## [Set problem]
Reproduce the data exactly and drop any pictures it holds.

## [The input]

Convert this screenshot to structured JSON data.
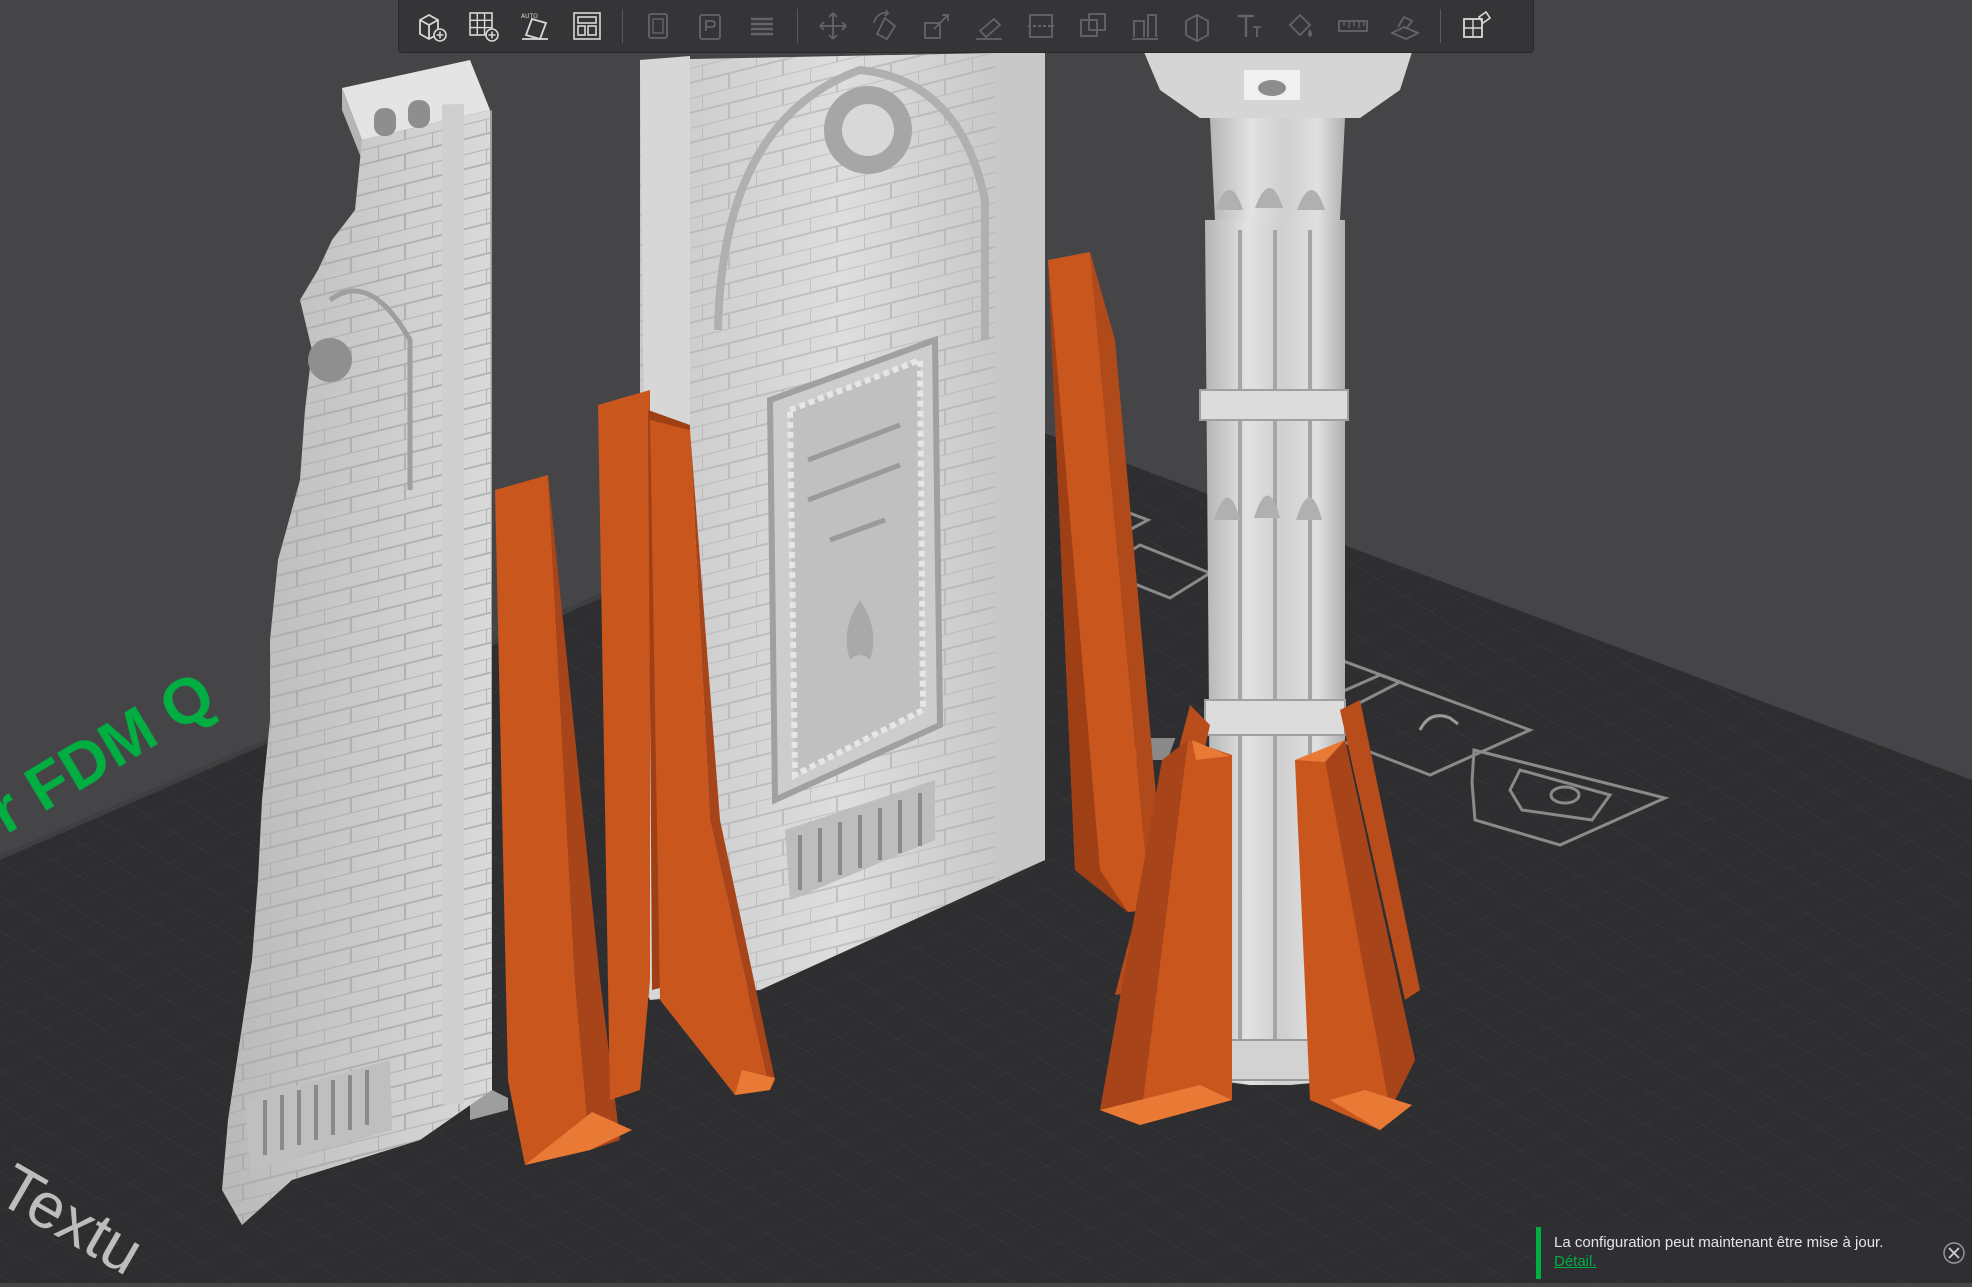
{
  "plate": {
    "watermark_side": "r FDM Q",
    "watermark_front": "Textu"
  },
  "toolbar": {
    "items": [
      {
        "name": "add-object",
        "icon": "add-cube-icon",
        "enabled": true
      },
      {
        "name": "add-plate",
        "icon": "add-plate-grid-icon",
        "enabled": true
      },
      {
        "name": "auto-orient",
        "icon": "auto-orient-icon",
        "enabled": true
      },
      {
        "name": "arrange",
        "icon": "arrange-icon",
        "enabled": true
      },
      {
        "name": "copy",
        "icon": "copy-icon",
        "enabled": false
      },
      {
        "name": "paste",
        "icon": "paste-icon",
        "enabled": false
      },
      {
        "name": "layers",
        "icon": "layers-icon",
        "enabled": false
      },
      {
        "name": "move",
        "icon": "move-icon",
        "enabled": false
      },
      {
        "name": "rotate",
        "icon": "rotate-icon",
        "enabled": false
      },
      {
        "name": "scale",
        "icon": "scale-icon",
        "enabled": false
      },
      {
        "name": "lay-on-face",
        "icon": "lay-on-face-icon",
        "enabled": false
      },
      {
        "name": "cut",
        "icon": "cut-icon",
        "enabled": false
      },
      {
        "name": "boolean",
        "icon": "boolean-icon",
        "enabled": false
      },
      {
        "name": "support-paint",
        "icon": "support-paint-icon",
        "enabled": false
      },
      {
        "name": "seam-paint",
        "icon": "seam-paint-icon",
        "enabled": false
      },
      {
        "name": "text",
        "icon": "text-icon",
        "enabled": false
      },
      {
        "name": "color-paint",
        "icon": "color-paint-icon",
        "enabled": false
      },
      {
        "name": "measure",
        "icon": "measure-icon",
        "enabled": false
      },
      {
        "name": "assembly",
        "icon": "assembly-icon",
        "enabled": false
      },
      {
        "name": "assembly-view",
        "icon": "assembly-view-icon",
        "enabled": true
      }
    ]
  },
  "notification": {
    "message": "La configuration peut maintenant être mise à jour.",
    "link": "Détail."
  },
  "colors": {
    "background": "#454548",
    "bed": "#2e2e30",
    "grid": "#3c3c3f",
    "model": "#d2d2d2",
    "support": "#c8561d",
    "accent": "#00ae42"
  }
}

## [Answer for this exercise]
Convert this screenshot to structured JSON data.
{
  "plate": {
    "watermark_side": "r FDM Q",
    "watermark_front": "Textu"
  },
  "toolbar": {
    "items": [
      {
        "name": "add-object",
        "icon": "add-cube-icon",
        "enabled": true
      },
      {
        "name": "add-plate",
        "icon": "add-plate-grid-icon",
        "enabled": true
      },
      {
        "name": "auto-orient",
        "icon": "auto-orient-icon",
        "enabled": true
      },
      {
        "name": "arrange",
        "icon": "arrange-icon",
        "enabled": true
      },
      {
        "name": "copy",
        "icon": "copy-icon",
        "enabled": false
      },
      {
        "name": "paste",
        "icon": "paste-icon",
        "enabled": false
      },
      {
        "name": "layers",
        "icon": "layers-icon",
        "enabled": false
      },
      {
        "name": "move",
        "icon": "move-icon",
        "enabled": false
      },
      {
        "name": "rotate",
        "icon": "rotate-icon",
        "enabled": false
      },
      {
        "name": "scale",
        "icon": "scale-icon",
        "enabled": false
      },
      {
        "name": "lay-on-face",
        "icon": "lay-on-face-icon",
        "enabled": false
      },
      {
        "name": "cut",
        "icon": "cut-icon",
        "enabled": false
      },
      {
        "name": "boolean",
        "icon": "boolean-icon",
        "enabled": false
      },
      {
        "name": "support-paint",
        "icon": "support-paint-icon",
        "enabled": false
      },
      {
        "name": "seam-paint",
        "icon": "seam-paint-icon",
        "enabled": false
      },
      {
        "name": "text",
        "icon": "text-icon",
        "enabled": false
      },
      {
        "name": "color-paint",
        "icon": "color-paint-icon",
        "enabled": false
      },
      {
        "name": "measure",
        "icon": "measure-icon",
        "enabled": false
      },
      {
        "name": "assembly",
        "icon": "assembly-icon",
        "enabled": false
      },
      {
        "name": "assembly-view",
        "icon": "assembly-view-icon",
        "enabled": true
      }
    ]
  },
  "notification": {
    "message": "La configuration peut maintenant être mise à jour.",
    "link": "Détail."
  },
  "colors": {
    "background": "#454548",
    "bed": "#2e2e30",
    "grid": "#3c3c3f",
    "model": "#d2d2d2",
    "support": "#c8561d",
    "accent": "#00ae42"
  }
}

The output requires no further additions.